▶ **Aufgabe**
Schreiben Sie sämtliche Einträge unten Zeile für Zeile unverändert ab. Die Bilder lassen Sie dabei in Ihrer Antwort weg.

++++ Gegebene Einträge ++++

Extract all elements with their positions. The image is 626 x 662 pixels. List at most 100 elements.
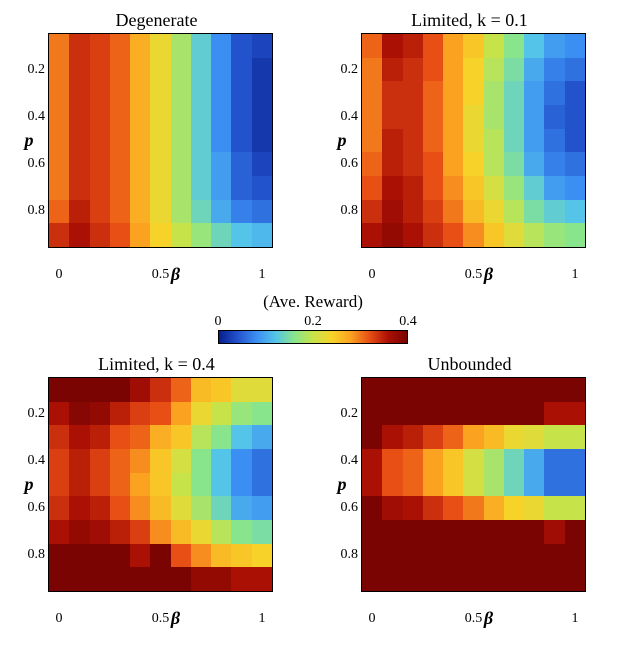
heatmap-cell [211, 129, 231, 153]
heatmap-cell [382, 402, 402, 426]
heatmap-cell [49, 58, 69, 82]
heatmap-cell [362, 520, 382, 544]
heatmap-cell [463, 496, 483, 520]
heatmap-cell [211, 496, 231, 520]
heatmap-cell [565, 129, 585, 153]
heatmap-cell [382, 105, 402, 129]
heatmap-cell [423, 496, 443, 520]
heatmap-cell [211, 34, 231, 58]
heatmap-cell [565, 105, 585, 129]
plotbox: 0.20.40.60.8 00.51 [48, 377, 273, 592]
heatmap-cell [90, 544, 110, 568]
heatmap-cell [443, 402, 463, 426]
heatmap-cell [191, 425, 211, 449]
heatmap-cell [90, 129, 110, 153]
heatmap-cell [463, 520, 483, 544]
heatmap-cell [565, 425, 585, 449]
heatmap-cell [544, 520, 564, 544]
heatmap-cell [504, 129, 524, 153]
panel-title: Limited, k = 0.4 [10, 354, 303, 377]
heatmap-cell [362, 34, 382, 58]
heatmap-cell [484, 34, 504, 58]
heatmap-cell [211, 449, 231, 473]
heatmap-cell [49, 378, 69, 402]
heatmap-cell [69, 152, 89, 176]
heatmap-cell [463, 34, 483, 58]
heatmap-cell [362, 425, 382, 449]
heatmap-cell [130, 58, 150, 82]
figure-grid: Degenerate p 0.20.40.60.8 00.51 β Limite… [10, 10, 616, 630]
heatmap-cell [423, 105, 443, 129]
xlabel: β [171, 264, 180, 284]
panel-title: Unbounded [323, 354, 616, 377]
heatmap-cell [211, 520, 231, 544]
heatmap-cell [130, 402, 150, 426]
heatmap-cell [382, 223, 402, 247]
heatmap-cell [211, 544, 231, 568]
yticks: 0.20.40.60.8 [19, 378, 47, 591]
heatmap-cell [362, 496, 382, 520]
heatmap-cell [252, 176, 272, 200]
heatmap-cell [403, 496, 423, 520]
heatmap-cell [504, 378, 524, 402]
heatmap-cell [484, 449, 504, 473]
heatmap-cell [524, 176, 544, 200]
ytick-label: 0.2 [341, 62, 359, 78]
heatmap-cell [504, 567, 524, 591]
heatmap-cell [443, 129, 463, 153]
heatmap-cell [171, 544, 191, 568]
heatmap-cell [484, 425, 504, 449]
heatmap-cell [504, 105, 524, 129]
heatmap-cell [171, 425, 191, 449]
heatmap-cell [191, 449, 211, 473]
ytick-label: 0.2 [341, 406, 359, 422]
heatmap-cell [443, 58, 463, 82]
heatmap-cell [504, 402, 524, 426]
heatmap-cell [544, 34, 564, 58]
heatmap-cell [130, 200, 150, 224]
heatmap-cell [90, 378, 110, 402]
heatmap-cell [565, 34, 585, 58]
heatmap-cell [484, 129, 504, 153]
heatmap-cell [110, 520, 130, 544]
heatmap-cell [443, 425, 463, 449]
heatmap-cell [49, 223, 69, 247]
heatmap-cell [191, 129, 211, 153]
heatmap-cell [504, 176, 524, 200]
heatmap-cell [524, 520, 544, 544]
heatmap-cell [69, 223, 89, 247]
ytick-label: 0.4 [341, 453, 359, 469]
heatmap-cell [171, 378, 191, 402]
heatmap-cell [463, 81, 483, 105]
heatmap [49, 34, 272, 247]
ytick-label: 0.6 [341, 156, 359, 172]
heatmap-cell [382, 496, 402, 520]
heatmap-cell [524, 200, 544, 224]
heatmap-cell [565, 176, 585, 200]
heatmap-cell [484, 176, 504, 200]
heatmap-cell [211, 223, 231, 247]
panel-limited-k01: Limited, k = 0.1 p 0.20.40.60.8 00.51 β [323, 10, 616, 286]
heatmap-cell [504, 223, 524, 247]
heatmap-cell [403, 81, 423, 105]
xlabel: β [171, 608, 180, 628]
heatmap-cell [524, 34, 544, 58]
heatmap-cell [231, 544, 251, 568]
heatmap-cell [90, 567, 110, 591]
heatmap-cell [252, 473, 272, 497]
heatmap-cell [443, 520, 463, 544]
heatmap-cell [565, 152, 585, 176]
heatmap-cell [403, 378, 423, 402]
heatmap-cell [69, 378, 89, 402]
heatmap-cell [504, 34, 524, 58]
colorbar: (Ave. Reward) 00.20.4 [10, 292, 616, 344]
heatmap-cell [484, 223, 504, 247]
heatmap-cell [382, 378, 402, 402]
heatmap-cell [544, 152, 564, 176]
heatmap-cell [231, 378, 251, 402]
heatmap-cell [362, 449, 382, 473]
heatmap-cell [403, 105, 423, 129]
ytick-label: 0.6 [28, 500, 46, 516]
heatmap-cell [544, 473, 564, 497]
heatmap-cell [484, 81, 504, 105]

++++

▶ **Lösung der Aufgabe**
Extract all elements with their positions. The image is 626 x 662 pixels. List at most 100 elements.
heatmap-cell [211, 129, 231, 153]
heatmap-cell [382, 402, 402, 426]
heatmap-cell [49, 58, 69, 82]
heatmap-cell [362, 520, 382, 544]
heatmap-cell [463, 496, 483, 520]
heatmap-cell [211, 496, 231, 520]
heatmap-cell [565, 129, 585, 153]
heatmap-cell [382, 105, 402, 129]
heatmap-cell [423, 496, 443, 520]
heatmap-cell [211, 34, 231, 58]
heatmap-cell [565, 105, 585, 129]
plotbox: 0.20.40.60.8 00.51 [48, 377, 273, 592]
heatmap-cell [90, 544, 110, 568]
heatmap-cell [443, 402, 463, 426]
heatmap-cell [191, 425, 211, 449]
heatmap-cell [90, 129, 110, 153]
heatmap-cell [463, 520, 483, 544]
heatmap-cell [565, 425, 585, 449]
heatmap-cell [544, 520, 564, 544]
heatmap-cell [504, 129, 524, 153]
panel-title: Limited, k = 0.4 [10, 354, 303, 377]
heatmap-cell [362, 34, 382, 58]
heatmap-cell [484, 34, 504, 58]
heatmap-cell [211, 449, 231, 473]
heatmap-cell [49, 378, 69, 402]
heatmap-cell [69, 152, 89, 176]
heatmap-cell [463, 34, 483, 58]
heatmap-cell [362, 425, 382, 449]
heatmap-cell [130, 58, 150, 82]
figure-grid: Degenerate p 0.20.40.60.8 00.51 β Limite… [10, 10, 616, 630]
heatmap-cell [423, 105, 443, 129]
xlabel: β [171, 264, 180, 284]
panel-title: Unbounded [323, 354, 616, 377]
heatmap-cell [211, 520, 231, 544]
heatmap-cell [130, 402, 150, 426]
heatmap-cell [382, 223, 402, 247]
heatmap-cell [211, 544, 231, 568]
yticks: 0.20.40.60.8 [19, 378, 47, 591]
heatmap-cell [362, 496, 382, 520]
heatmap-cell [252, 176, 272, 200]
heatmap-cell [403, 496, 423, 520]
heatmap-cell [504, 378, 524, 402]
heatmap-cell [484, 449, 504, 473]
heatmap-cell [524, 176, 544, 200]
ytick-label: 0.2 [341, 62, 359, 78]
heatmap-cell [504, 567, 524, 591]
heatmap-cell [443, 129, 463, 153]
heatmap-cell [171, 544, 191, 568]
heatmap-cell [484, 425, 504, 449]
heatmap-cell [504, 105, 524, 129]
heatmap-cell [171, 425, 191, 449]
heatmap-cell [191, 449, 211, 473]
ytick-label: 0.2 [341, 406, 359, 422]
heatmap-cell [443, 58, 463, 82]
heatmap-cell [504, 402, 524, 426]
heatmap-cell [544, 34, 564, 58]
heatmap-cell [130, 200, 150, 224]
heatmap-cell [90, 378, 110, 402]
heatmap-cell [565, 34, 585, 58]
heatmap-cell [484, 129, 504, 153]
heatmap-cell [110, 520, 130, 544]
heatmap-cell [443, 425, 463, 449]
heatmap-cell [49, 223, 69, 247]
heatmap-cell [191, 129, 211, 153]
heatmap-cell [504, 176, 524, 200]
heatmap-cell [524, 520, 544, 544]
heatmap-cell [69, 223, 89, 247]
ytick-label: 0.4 [341, 453, 359, 469]
heatmap-cell [171, 378, 191, 402]
heatmap-cell [463, 81, 483, 105]
heatmap [49, 34, 272, 247]
ytick-label: 0.6 [341, 156, 359, 172]
heatmap-cell [382, 496, 402, 520]
heatmap-cell [524, 200, 544, 224]
heatmap-cell [565, 176, 585, 200]
heatmap-cell [484, 176, 504, 200]
heatmap-cell [211, 223, 231, 247]
panel-limited-k01: Limited, k = 0.1 p 0.20.40.60.8 00.51 β [323, 10, 616, 286]
heatmap-cell [504, 223, 524, 247]
heatmap-cell [403, 81, 423, 105]
xlabel: β [171, 608, 180, 628]
heatmap-cell [524, 34, 544, 58]
heatmap-cell [231, 544, 251, 568]
heatmap-cell [90, 567, 110, 591]
heatmap-cell [252, 473, 272, 497]
heatmap-cell [443, 520, 463, 544]
heatmap-cell [565, 152, 585, 176]
heatmap-cell [403, 378, 423, 402]
heatmap-cell [69, 378, 89, 402]
heatmap-cell [504, 34, 524, 58]
colorbar: (Ave. Reward) 00.20.4 [10, 292, 616, 344]
heatmap-cell [484, 223, 504, 247]
heatmap-cell [382, 378, 402, 402]
heatmap-cell [544, 152, 564, 176]
heatmap-cell [231, 378, 251, 402]
heatmap-cell [362, 449, 382, 473]
heatmap-cell [403, 105, 423, 129]
ytick-label: 0.6 [28, 500, 46, 516]
heatmap-cell [544, 473, 564, 497]
heatmap-cell [484, 81, 504, 105]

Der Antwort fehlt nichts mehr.